-------- EXTRACTED MATERIAL
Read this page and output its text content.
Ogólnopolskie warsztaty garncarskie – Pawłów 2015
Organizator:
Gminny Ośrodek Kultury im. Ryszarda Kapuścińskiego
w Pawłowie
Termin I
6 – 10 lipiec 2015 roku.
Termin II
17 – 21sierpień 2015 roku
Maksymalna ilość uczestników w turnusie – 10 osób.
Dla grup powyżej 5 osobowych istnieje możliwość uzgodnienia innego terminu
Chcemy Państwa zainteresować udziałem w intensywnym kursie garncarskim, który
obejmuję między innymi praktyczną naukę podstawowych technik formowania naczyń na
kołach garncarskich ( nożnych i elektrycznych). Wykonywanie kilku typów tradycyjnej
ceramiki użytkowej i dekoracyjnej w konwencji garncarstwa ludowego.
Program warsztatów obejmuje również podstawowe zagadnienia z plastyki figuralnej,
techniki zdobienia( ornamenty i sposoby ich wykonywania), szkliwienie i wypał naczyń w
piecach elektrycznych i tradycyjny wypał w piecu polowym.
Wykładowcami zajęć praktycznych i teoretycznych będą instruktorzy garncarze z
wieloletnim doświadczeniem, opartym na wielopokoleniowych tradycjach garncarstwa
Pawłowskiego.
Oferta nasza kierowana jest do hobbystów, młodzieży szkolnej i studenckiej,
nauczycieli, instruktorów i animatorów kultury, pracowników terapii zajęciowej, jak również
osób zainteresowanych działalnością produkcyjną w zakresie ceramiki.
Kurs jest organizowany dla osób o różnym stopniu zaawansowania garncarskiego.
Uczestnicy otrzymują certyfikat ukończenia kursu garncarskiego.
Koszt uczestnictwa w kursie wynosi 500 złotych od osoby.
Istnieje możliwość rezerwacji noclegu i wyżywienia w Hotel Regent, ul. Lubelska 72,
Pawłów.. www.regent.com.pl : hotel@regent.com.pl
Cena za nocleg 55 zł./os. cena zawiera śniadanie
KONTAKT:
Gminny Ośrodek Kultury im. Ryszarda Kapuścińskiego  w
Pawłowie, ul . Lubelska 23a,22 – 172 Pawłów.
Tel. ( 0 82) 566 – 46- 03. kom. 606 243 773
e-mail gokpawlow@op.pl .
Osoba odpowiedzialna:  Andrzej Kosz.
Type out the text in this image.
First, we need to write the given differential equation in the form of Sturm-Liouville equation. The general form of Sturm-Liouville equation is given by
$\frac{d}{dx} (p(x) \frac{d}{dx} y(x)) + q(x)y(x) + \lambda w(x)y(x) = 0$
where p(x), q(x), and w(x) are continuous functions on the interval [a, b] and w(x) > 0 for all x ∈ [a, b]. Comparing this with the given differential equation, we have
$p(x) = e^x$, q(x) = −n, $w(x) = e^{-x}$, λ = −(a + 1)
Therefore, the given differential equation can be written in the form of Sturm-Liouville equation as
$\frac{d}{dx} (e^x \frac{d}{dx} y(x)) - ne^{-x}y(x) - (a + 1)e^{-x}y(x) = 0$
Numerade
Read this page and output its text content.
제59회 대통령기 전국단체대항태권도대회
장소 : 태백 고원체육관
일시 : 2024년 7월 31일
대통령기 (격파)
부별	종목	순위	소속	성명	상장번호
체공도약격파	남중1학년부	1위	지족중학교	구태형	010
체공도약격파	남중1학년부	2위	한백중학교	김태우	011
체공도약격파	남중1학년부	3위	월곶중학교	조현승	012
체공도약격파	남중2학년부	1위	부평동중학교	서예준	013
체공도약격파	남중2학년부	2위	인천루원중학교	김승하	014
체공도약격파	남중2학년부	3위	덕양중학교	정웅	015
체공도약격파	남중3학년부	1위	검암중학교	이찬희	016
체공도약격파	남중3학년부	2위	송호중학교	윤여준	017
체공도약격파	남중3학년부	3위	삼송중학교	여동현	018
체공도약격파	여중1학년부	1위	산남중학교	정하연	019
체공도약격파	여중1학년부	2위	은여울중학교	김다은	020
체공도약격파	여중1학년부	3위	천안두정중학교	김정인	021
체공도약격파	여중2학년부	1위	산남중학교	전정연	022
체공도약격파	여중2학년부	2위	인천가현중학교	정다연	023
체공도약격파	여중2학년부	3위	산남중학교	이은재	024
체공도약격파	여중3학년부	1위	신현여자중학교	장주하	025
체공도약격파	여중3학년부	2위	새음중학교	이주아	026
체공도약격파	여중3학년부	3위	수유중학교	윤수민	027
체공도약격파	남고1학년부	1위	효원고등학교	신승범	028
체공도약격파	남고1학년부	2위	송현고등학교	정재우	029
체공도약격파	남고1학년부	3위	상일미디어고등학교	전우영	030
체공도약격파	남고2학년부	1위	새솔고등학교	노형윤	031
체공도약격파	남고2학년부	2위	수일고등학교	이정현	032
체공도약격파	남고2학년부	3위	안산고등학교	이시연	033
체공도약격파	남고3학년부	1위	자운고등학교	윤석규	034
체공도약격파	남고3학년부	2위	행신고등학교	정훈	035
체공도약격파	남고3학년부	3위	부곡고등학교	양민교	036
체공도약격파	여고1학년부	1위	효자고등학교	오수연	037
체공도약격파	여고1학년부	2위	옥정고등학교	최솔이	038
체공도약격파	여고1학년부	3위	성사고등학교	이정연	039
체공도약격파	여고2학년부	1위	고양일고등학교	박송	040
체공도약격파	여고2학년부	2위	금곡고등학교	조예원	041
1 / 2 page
----------------
- [PROBLEM DESCRIPTION]
From the listing above, copy all lines holding the word "Ryszarda".

- [ANSWER TO THIS TASK]
Gminny Ośrodek Kultury im. Ryszarda Kapuścińskiego
Gminny Ośrodek Kultury im. Ryszarda Kapuścińskiego  w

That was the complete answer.